### Objective
Pick out the lines below that contain the string "заповѣдь" and copy them all.

### Rows from a dataset
- - -

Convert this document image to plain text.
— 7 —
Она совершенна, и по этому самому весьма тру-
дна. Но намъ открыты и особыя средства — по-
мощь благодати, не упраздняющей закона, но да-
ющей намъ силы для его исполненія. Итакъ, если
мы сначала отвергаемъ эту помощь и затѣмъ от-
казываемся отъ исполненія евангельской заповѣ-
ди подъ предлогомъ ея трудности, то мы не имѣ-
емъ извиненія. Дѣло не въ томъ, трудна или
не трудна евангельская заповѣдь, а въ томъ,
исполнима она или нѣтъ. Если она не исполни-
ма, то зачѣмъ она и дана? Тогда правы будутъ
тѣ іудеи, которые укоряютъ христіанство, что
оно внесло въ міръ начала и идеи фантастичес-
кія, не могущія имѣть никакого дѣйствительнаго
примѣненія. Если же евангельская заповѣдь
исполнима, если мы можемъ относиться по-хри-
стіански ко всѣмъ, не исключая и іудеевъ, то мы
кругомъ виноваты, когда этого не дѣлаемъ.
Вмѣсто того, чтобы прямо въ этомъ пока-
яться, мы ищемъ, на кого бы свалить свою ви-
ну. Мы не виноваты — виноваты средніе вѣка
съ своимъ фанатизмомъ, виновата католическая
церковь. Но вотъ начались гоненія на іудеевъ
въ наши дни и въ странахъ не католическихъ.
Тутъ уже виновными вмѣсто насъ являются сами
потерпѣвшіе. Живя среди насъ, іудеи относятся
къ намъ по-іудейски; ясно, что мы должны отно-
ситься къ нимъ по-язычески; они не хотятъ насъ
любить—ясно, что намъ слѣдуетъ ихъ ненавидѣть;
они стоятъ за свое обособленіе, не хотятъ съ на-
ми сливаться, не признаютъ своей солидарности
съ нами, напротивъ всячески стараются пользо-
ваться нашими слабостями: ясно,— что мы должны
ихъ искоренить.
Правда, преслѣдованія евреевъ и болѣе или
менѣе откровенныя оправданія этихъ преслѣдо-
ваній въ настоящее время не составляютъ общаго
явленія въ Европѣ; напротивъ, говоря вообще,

- - -

### Solution
не трудна евангельская заповѣдь, а въ томъ,
примѣненія. Если же евангельская заповѣдь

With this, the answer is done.